Description of the task :: Word for word, set down the records and skip each picture.

━━━ Listing ━━━

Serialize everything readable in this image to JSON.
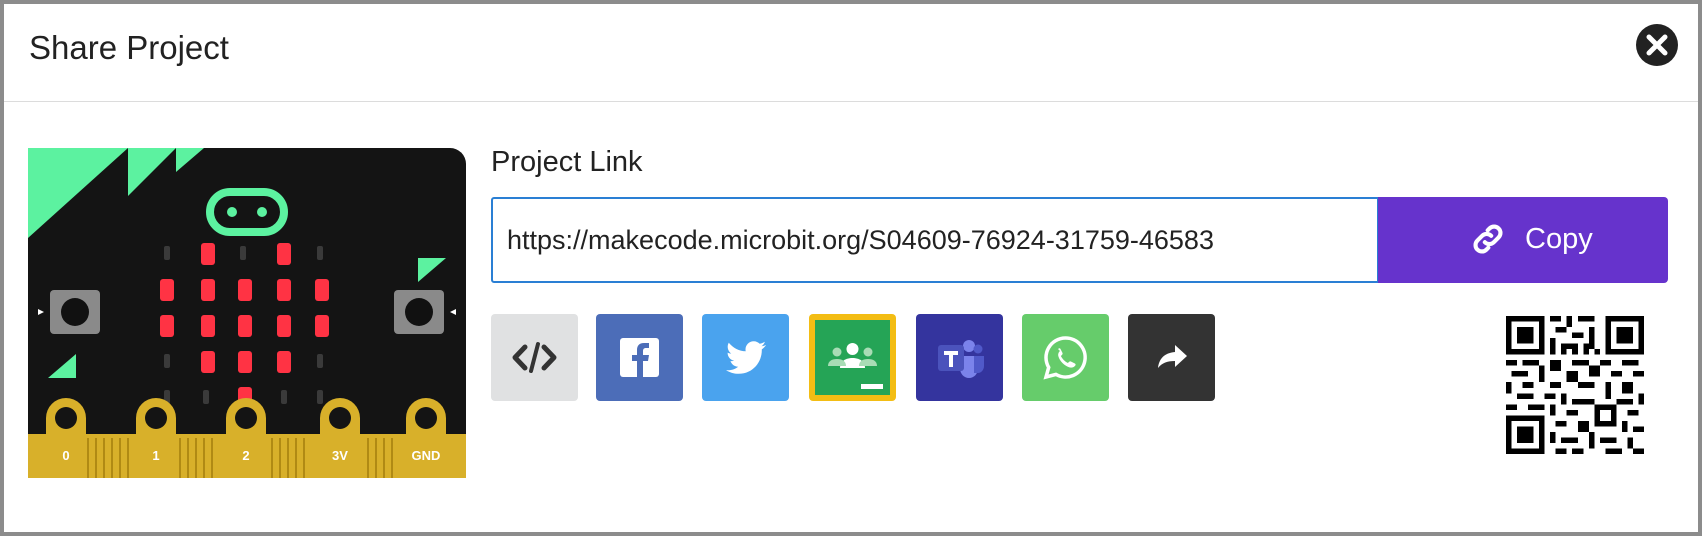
{
  "dialog": {
    "title": "Share Project"
  },
  "link": {
    "label": "Project Link",
    "url": "https://makecode.microbit.org/S04609-76924-31759-46583",
    "copy_label": "Copy"
  },
  "device": {
    "pins": [
      "0",
      "1",
      "2",
      "3V",
      "GND"
    ],
    "buttons": [
      "A",
      "B"
    ]
  },
  "share_buttons": [
    {
      "name": "embed",
      "icon": "code-icon",
      "color": "#e0e1e2"
    },
    {
      "name": "facebook",
      "icon": "facebook-icon",
      "color": "#3b5998"
    },
    {
      "name": "twitter",
      "icon": "twitter-icon",
      "color": "#55acee"
    },
    {
      "name": "google-classroom",
      "icon": "google-classroom-icon",
      "color": "#25a456"
    },
    {
      "name": "microsoft-teams",
      "icon": "teams-icon",
      "color": "#464eb8"
    },
    {
      "name": "whatsapp",
      "icon": "whatsapp-icon",
      "color": "#25d366"
    },
    {
      "name": "more-share",
      "icon": "share-arrow-icon",
      "color": "#333333"
    }
  ],
  "colors": {
    "accent": "#6633cc",
    "input_border": "#2a7fd4",
    "device_accent": "#00ff99",
    "led_on": "#ff3344"
  }
}
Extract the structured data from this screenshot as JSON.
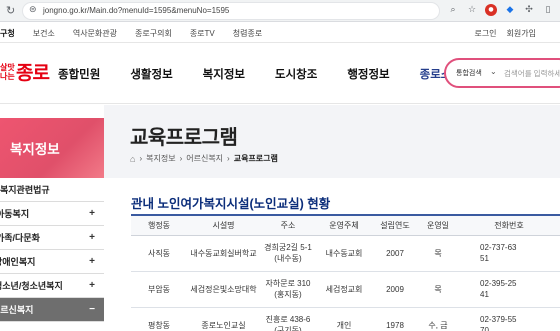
{
  "browser": {
    "url": "jongno.go.kr/Main.do?menuId=1595&menuNo=1595"
  },
  "topbar": {
    "links": [
      "구청",
      "보건소",
      "역사문화관광",
      "종로구의회",
      "종로TV",
      "청렴종로"
    ],
    "login": "로그인",
    "signup": "회원가입"
  },
  "logo": {
    "small": "살맛나는",
    "big": "종로"
  },
  "gnb": {
    "items": [
      "종합민원",
      "생활정보",
      "복지정보",
      "도시창조",
      "행정정보",
      "종로소개"
    ],
    "accent_index": 5
  },
  "search": {
    "category": "통합검색",
    "placeholder": "검색어를 입력하세요"
  },
  "banner": {
    "section": "복지정보",
    "page_title": "교육프로그램",
    "breadcrumb": [
      "복지정보",
      "어르신복지",
      "교육프로그램"
    ]
  },
  "sidebar": {
    "items": [
      {
        "label": "복지관련법규",
        "toggle": ""
      },
      {
        "label": "아동복지",
        "toggle": "+"
      },
      {
        "label": "가족/다문화",
        "toggle": "+"
      },
      {
        "label": "장애인복지",
        "toggle": "+"
      },
      {
        "label": "청소년/청소년복지",
        "toggle": "+"
      },
      {
        "label": "어르신복지",
        "toggle": "−"
      }
    ]
  },
  "content": {
    "section_title": "관내 노인여가복지시설(노인교실) 현황",
    "columns": [
      "행정동",
      "시설명",
      "주소",
      "운영주체",
      "설립연도",
      "운영일",
      "전화번호"
    ],
    "rows": [
      [
        "사직동",
        "내수동교회실버학교",
        "경희궁2길 5-1\n(내수동)",
        "내수동교회",
        "2007",
        "목",
        "02-737-63\n51"
      ],
      [
        "부암동",
        "세검정은빛소망대학",
        "자하문로 310\n(홍지동)",
        "세검정교회",
        "2009",
        "목",
        "02-395-25\n41"
      ],
      [
        "평창동",
        "종로노인교실",
        "진흥로 438-6\n(구기동)",
        "개인",
        "1978",
        "수, 금",
        "02-379-55\n70"
      ]
    ]
  },
  "colors": {
    "brand_red": "#e50012",
    "banner_pink": "#ee5570",
    "navy": "#0b2d7a",
    "search_border": "#e0507c"
  }
}
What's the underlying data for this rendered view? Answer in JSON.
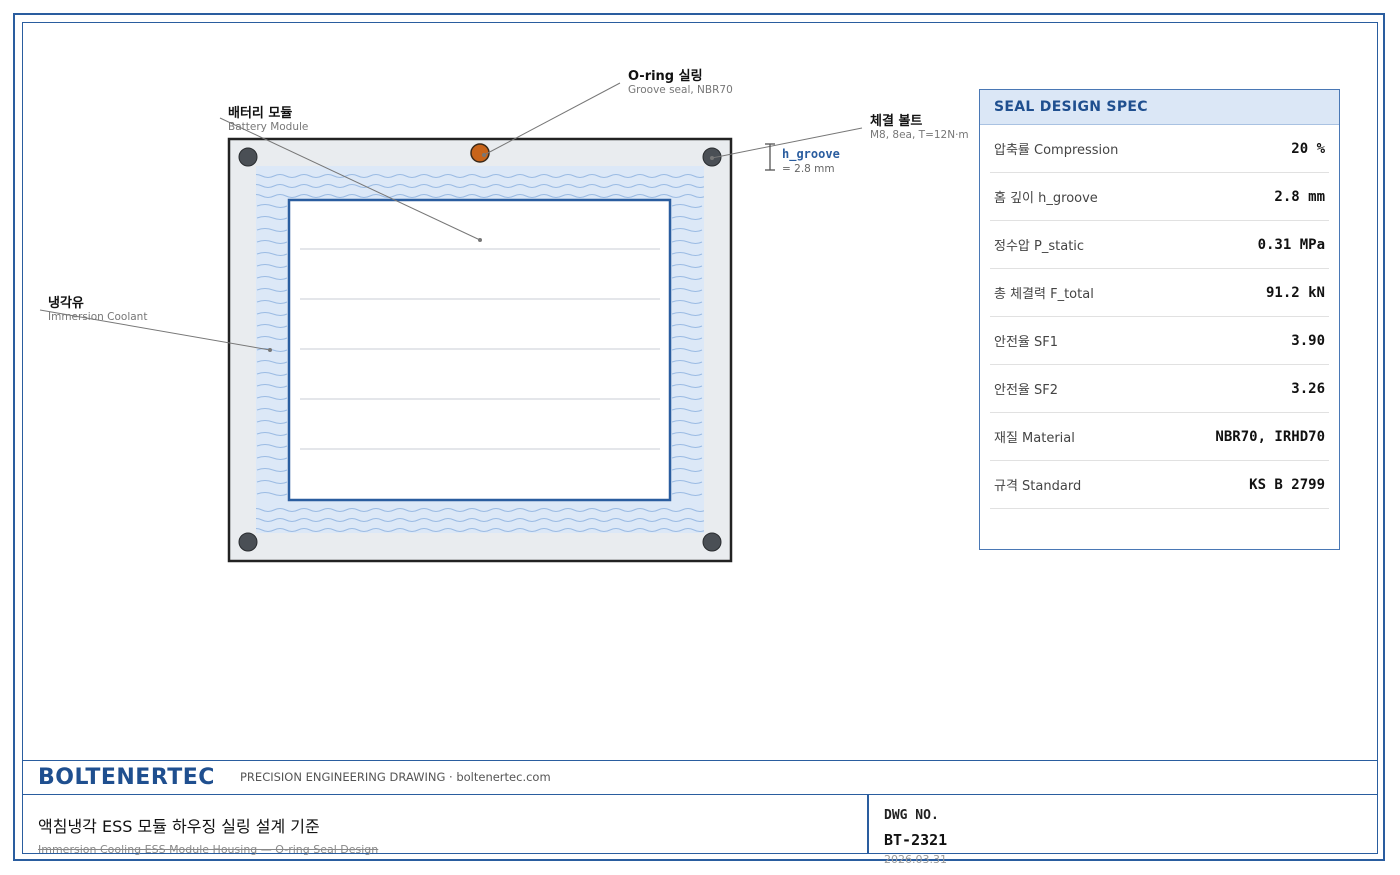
{
  "callouts": {
    "oring": {
      "title": "O-ring 실링",
      "sub": "Groove seal, NBR70"
    },
    "battery": {
      "title": "배터리 모듈",
      "sub": "Battery Module"
    },
    "bolt": {
      "title": "체결 볼트",
      "sub": "M8, 8ea, T=12N·m"
    },
    "coolant": {
      "title": "냉각유",
      "sub": "Immersion Coolant"
    }
  },
  "dimension": {
    "label": "h_groove",
    "value": "= 2.8 mm"
  },
  "spec": {
    "title": "SEAL DESIGN SPEC",
    "rows": [
      {
        "label": "압축률 Compression",
        "value": "20 %"
      },
      {
        "label": "홈 깊이 h_groove",
        "value": "2.8 mm"
      },
      {
        "label": "정수압 P_static",
        "value": "0.31 MPa"
      },
      {
        "label": "총 체결력 F_total",
        "value": "91.2 kN"
      },
      {
        "label": "안전율 SF1",
        "value": "3.90"
      },
      {
        "label": "안전율 SF2",
        "value": "3.26"
      },
      {
        "label": "재질 Material",
        "value": "NBR70, IRHD70"
      },
      {
        "label": "규격 Standard",
        "value": "KS B 2799"
      }
    ]
  },
  "titleblock": {
    "brand": "BOLTENERTEC",
    "tagline": "PRECISION ENGINEERING DRAWING · boltenertec.com",
    "title": "액침냉각 ESS 모듈 하우징 실링 설계 기준",
    "subtitle": "Immersion Cooling ESS Module Housing — O-ring Seal Design",
    "dwg_label": "DWG NO.",
    "dwg_number": "BT-2321",
    "date": "2026.03.31"
  },
  "colors": {
    "accent": "#2a5d9f",
    "oring": "#c8641a",
    "bolt": "#4a4f55",
    "coolant": "#dce8f7"
  }
}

━━━

Response to this exercise ::
Serialize everything readable in this image to JSON.
{
  "dialog": {
    "title": "Share Project"
  },
  "link": {
    "label": "Project Link",
    "url": "https://makecode.microbit.org/S04609-76924-31759-46583",
    "copy_label": "Copy"
  },
  "device": {
    "pins": [
      "0",
      "1",
      "2",
      "3V",
      "GND"
    ],
    "buttons": [
      "A",
      "B"
    ]
  },
  "share_buttons": [
    {
      "name": "embed",
      "icon": "code-icon",
      "color": "#e0e1e2"
    },
    {
      "name": "facebook",
      "icon": "facebook-icon",
      "color": "#3b5998"
    },
    {
      "name": "twitter",
      "icon": "twitter-icon",
      "color": "#55acee"
    },
    {
      "name": "google-classroom",
      "icon": "google-classroom-icon",
      "color": "#25a456"
    },
    {
      "name": "microsoft-teams",
      "icon": "teams-icon",
      "color": "#464eb8"
    },
    {
      "name": "whatsapp",
      "icon": "whatsapp-icon",
      "color": "#25d366"
    },
    {
      "name": "more-share",
      "icon": "share-arrow-icon",
      "color": "#333333"
    }
  ],
  "colors": {
    "accent": "#6633cc",
    "input_border": "#2a7fd4",
    "device_accent": "#00ff99",
    "led_on": "#ff3344"
  }
}
Extract the structured data from this screenshot as JSON.
{
  "browser": {
    "url": "jongno.go.kr/Main.do?menuId=1595&menuNo=1595"
  },
  "topbar": {
    "links": [
      "구청",
      "보건소",
      "역사문화관광",
      "종로구의회",
      "종로TV",
      "청렴종로"
    ],
    "login": "로그인",
    "signup": "회원가입"
  },
  "logo": {
    "small": "살맛나는",
    "big": "종로"
  },
  "gnb": {
    "items": [
      "종합민원",
      "생활정보",
      "복지정보",
      "도시창조",
      "행정정보",
      "종로소개"
    ],
    "accent_index": 5
  },
  "search": {
    "category": "통합검색",
    "placeholder": "검색어를 입력하세요"
  },
  "banner": {
    "section": "복지정보",
    "page_title": "교육프로그램",
    "breadcrumb": [
      "복지정보",
      "어르신복지",
      "교육프로그램"
    ]
  },
  "sidebar": {
    "items": [
      {
        "label": "복지관련법규",
        "toggle": ""
      },
      {
        "label": "아동복지",
        "toggle": "+"
      },
      {
        "label": "가족/다문화",
        "toggle": "+"
      },
      {
        "label": "장애인복지",
        "toggle": "+"
      },
      {
        "label": "청소년/청소년복지",
        "toggle": "+"
      },
      {
        "label": "어르신복지",
        "toggle": "−"
      }
    ]
  },
  "content": {
    "section_title": "관내 노인여가복지시설(노인교실) 현황",
    "columns": [
      "행정동",
      "시설명",
      "주소",
      "운영주체",
      "설립연도",
      "운영일",
      "전화번호"
    ],
    "rows": [
      [
        "사직동",
        "내수동교회실버학교",
        "경희궁2길 5-1\n(내수동)",
        "내수동교회",
        "2007",
        "목",
        "02-737-63\n51"
      ],
      [
        "부암동",
        "세검정은빛소망대학",
        "자하문로 310\n(홍지동)",
        "세검정교회",
        "2009",
        "목",
        "02-395-25\n41"
      ],
      [
        "평창동",
        "종로노인교실",
        "진흥로 438-6\n(구기동)",
        "개인",
        "1978",
        "수, 금",
        "02-379-55\n70"
      ]
    ]
  },
  "colors": {
    "brand_red": "#e50012",
    "banner_pink": "#ee5570",
    "navy": "#0b2d7a",
    "search_border": "#e0507c"
  }
}
What's the underlying data for this rendered view? Answer in JSON.
{
  "callouts": {
    "oring": {
      "title": "O-ring 실링",
      "sub": "Groove seal, NBR70"
    },
    "battery": {
      "title": "배터리 모듈",
      "sub": "Battery Module"
    },
    "bolt": {
      "title": "체결 볼트",
      "sub": "M8, 8ea, T=12N·m"
    },
    "coolant": {
      "title": "냉각유",
      "sub": "Immersion Coolant"
    }
  },
  "dimension": {
    "label": "h_groove",
    "value": "= 2.8 mm"
  },
  "spec": {
    "title": "SEAL DESIGN SPEC",
    "rows": [
      {
        "label": "압축률 Compression",
        "value": "20 %"
      },
      {
        "label": "홈 깊이 h_groove",
        "value": "2.8 mm"
      },
      {
        "label": "정수압 P_static",
        "value": "0.31 MPa"
      },
      {
        "label": "총 체결력 F_total",
        "value": "91.2 kN"
      },
      {
        "label": "안전율 SF1",
        "value": "3.90"
      },
      {
        "label": "안전율 SF2",
        "value": "3.26"
      },
      {
        "label": "재질 Material",
        "value": "NBR70, IRHD70"
      },
      {
        "label": "규격 Standard",
        "value": "KS B 2799"
      }
    ]
  },
  "titleblock": {
    "brand": "BOLTENERTEC",
    "tagline": "PRECISION ENGINEERING DRAWING · boltenertec.com",
    "title": "액침냉각 ESS 모듈 하우징 실링 설계 기준",
    "subtitle": "Immersion Cooling ESS Module Housing — O-ring Seal Design",
    "dwg_label": "DWG NO.",
    "dwg_number": "BT-2321",
    "date": "2026.03.31"
  },
  "colors": {
    "accent": "#2a5d9f",
    "oring": "#c8641a",
    "bolt": "#4a4f55",
    "coolant": "#dce8f7"
  }
}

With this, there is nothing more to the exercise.